Exercise objective:
Return the records that follow unaltered. Omit every picture.

Provided information:
━━━━━━━━━━━━━━━━━━━━━━━━━━━━━━
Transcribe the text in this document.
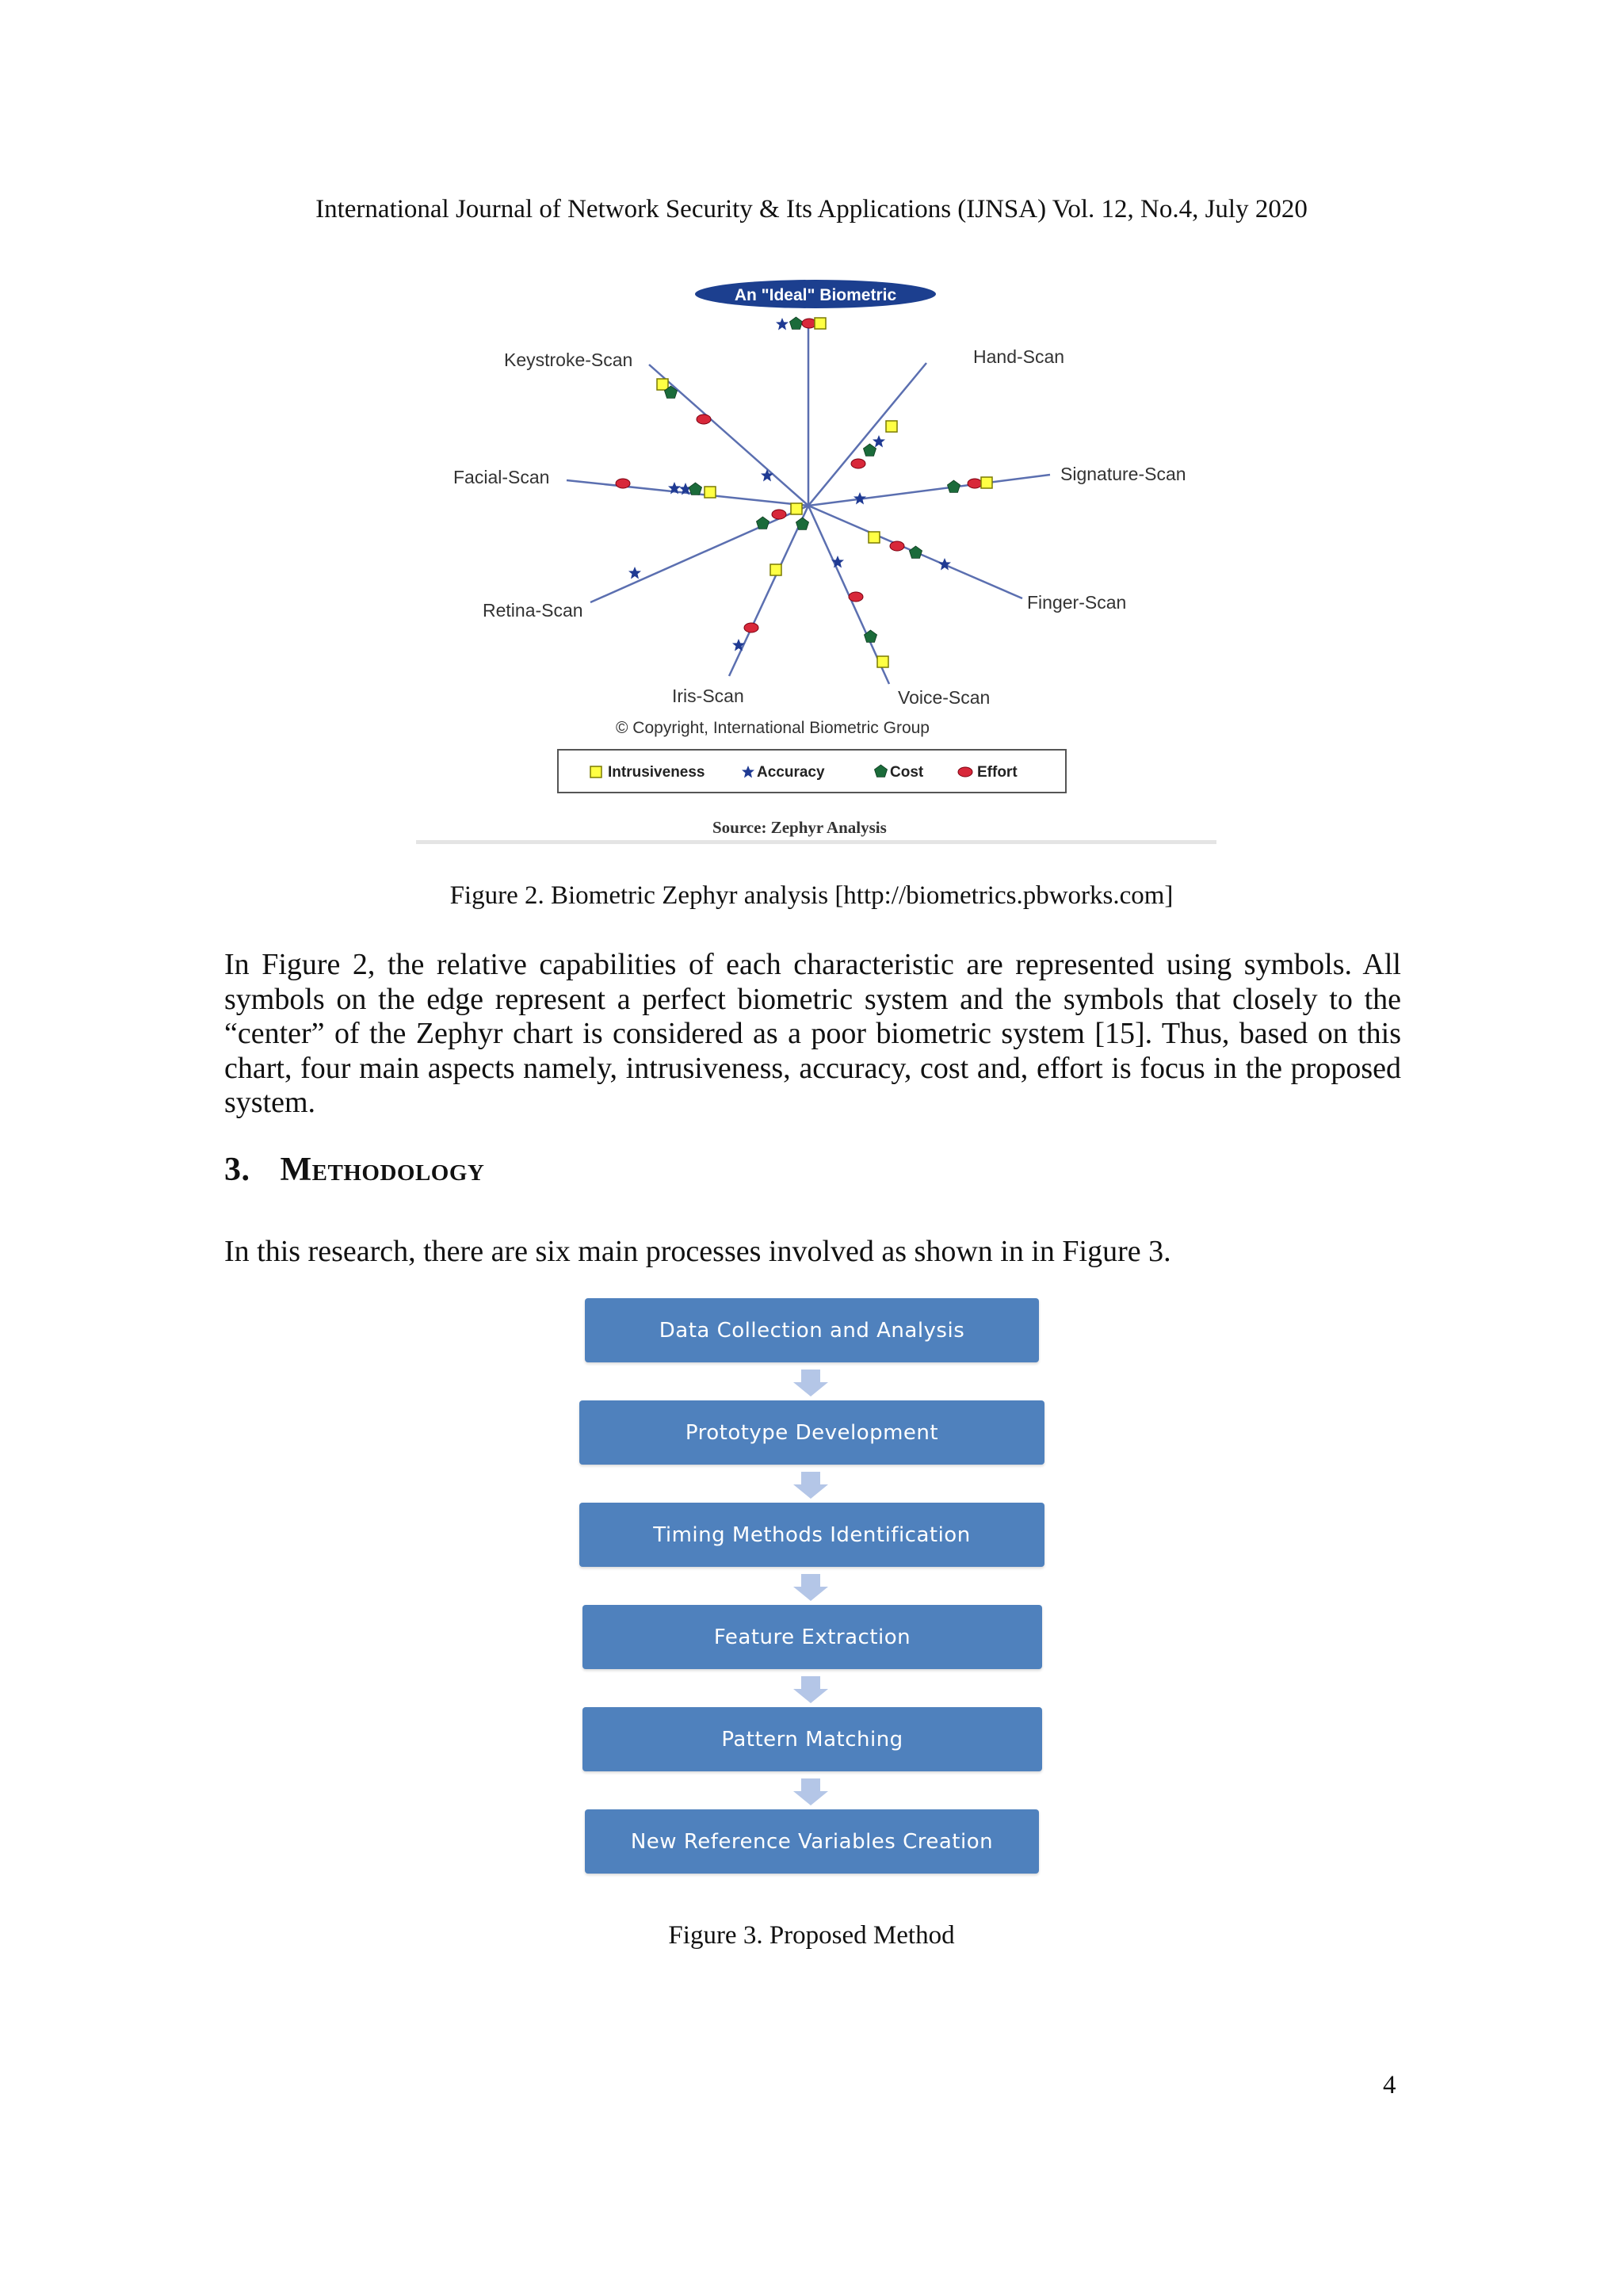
International Journal of Network Security & Its Applications (IJNSA) Vol. 12, No.4, July 2020
An "Ideal" Biometric
Keystroke-Scan	Hand-Scan
Facial-Scan	Signature-Scan
Retina-Scan	Finger-Scan
Iris-Scan	Voice-Scan
© Copyright, International Biometric Group
Intrusiveness	Accuracy	Cost	Effort
Source: Zephyr Analysis
Figure 2. Biometric Zephyr analysis [http://biometrics.pbworks.com]

In Figure 2, the relative capabilities of each characteristic are represented using symbols. All symbols on the edge represent a perfect biometric system and the symbols that closely to the “center” of the Zephyr chart is considered as a poor biometric system [15]. Thus, based on this chart, four main aspects namely, intrusiveness, accuracy, cost and, effort is focus in the proposed system.

3. Methodology

In this research, there are six main processes involved as shown in in Figure 3.

Data Collection and Analysis
Prototype Development
Timing Methods Identification
Feature Extraction
Pattern Matching
New Reference Variables Creation
Figure 3. Proposed Method
4
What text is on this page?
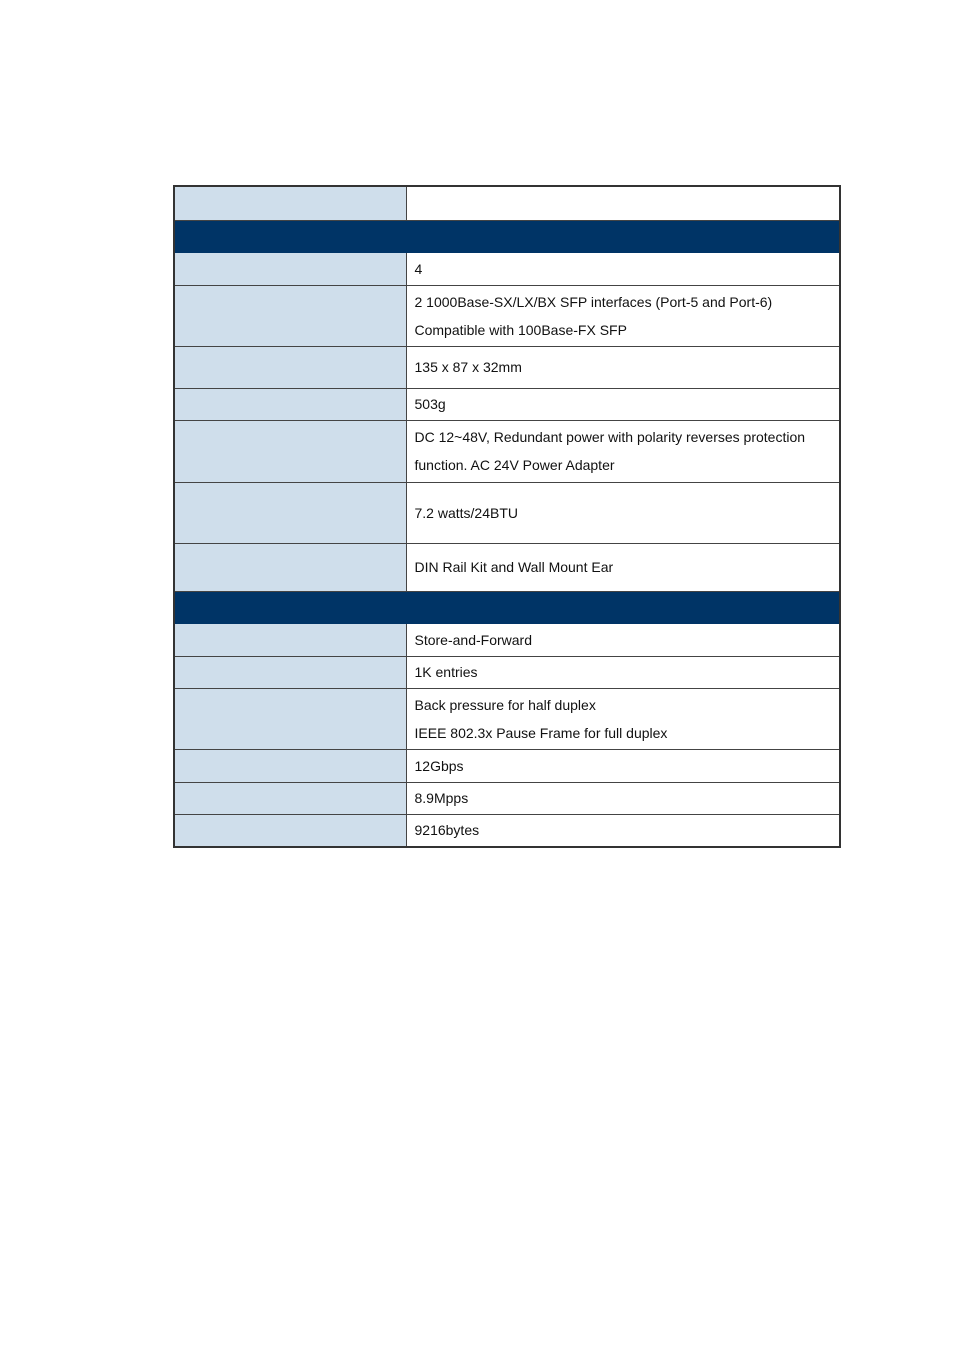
	4

	2 1000Base-SX/LX/BX SFP interfaces (Port-5 and Port-6)
Compatible with 100Base-FX SFP

	135 x 87 x 32mm

	503g

	DC 12~48V, Redundant power with polarity reverses protection
function. AC 24V Power Adapter

	7.2 watts/24BTU

	DIN Rail Kit and Wall Mount Ear

	Store-and-Forward

	1K entries

	Back pressure for half duplex
IEEE 802.3x Pause Frame for full duplex

	12Gbps

	8.9Mpps

	9216bytes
━━━━━━━━━━━━━━━━━━━━━━━━━━━━━━
Result of this exercise:
Transcribe the text in this document.
International Journal of Network Security & Its Applications (IJNSA) Vol. 12, No.4, July 2020
An "Ideal" Biometric
Keystroke-Scan	Hand-Scan
Facial-Scan	Signature-Scan
Retina-Scan	Finger-Scan
Iris-Scan	Voice-Scan
© Copyright, International Biometric Group
Intrusiveness	Accuracy	Cost	Effort
Source: Zephyr Analysis
Figure 2. Biometric Zephyr analysis [http://biometrics.pbworks.com]

In Figure 2, the relative capabilities of each characteristic are represented using symbols. All symbols on the edge represent a perfect biometric system and the symbols that closely to the “center” of the Zephyr chart is considered as a poor biometric system [15]. Thus, based on this chart, four main aspects namely, intrusiveness, accuracy, cost and, effort is focus in the proposed system.

3. Methodology

In this research, there are six main processes involved as shown in in Figure 3.

Data Collection and Analysis
Prototype Development
Timing Methods Identification
Feature Extraction
Pattern Matching
New Reference Variables Creation
Figure 3. Proposed Method
4
What text is on this page?
	4

	2 1000Base-SX/LX/BX SFP interfaces (Port-5 and Port-6)
Compatible with 100Base-FX SFP

	135 x 87 x 32mm

	503g

	DC 12~48V, Redundant power with polarity reverses protection
function. AC 24V Power Adapter

	7.2 watts/24BTU

	DIN Rail Kit and Wall Mount Ear

	Store-and-Forward

	1K entries

	Back pressure for half duplex
IEEE 802.3x Pause Frame for full duplex

	12Gbps

	8.9Mpps

	9216bytes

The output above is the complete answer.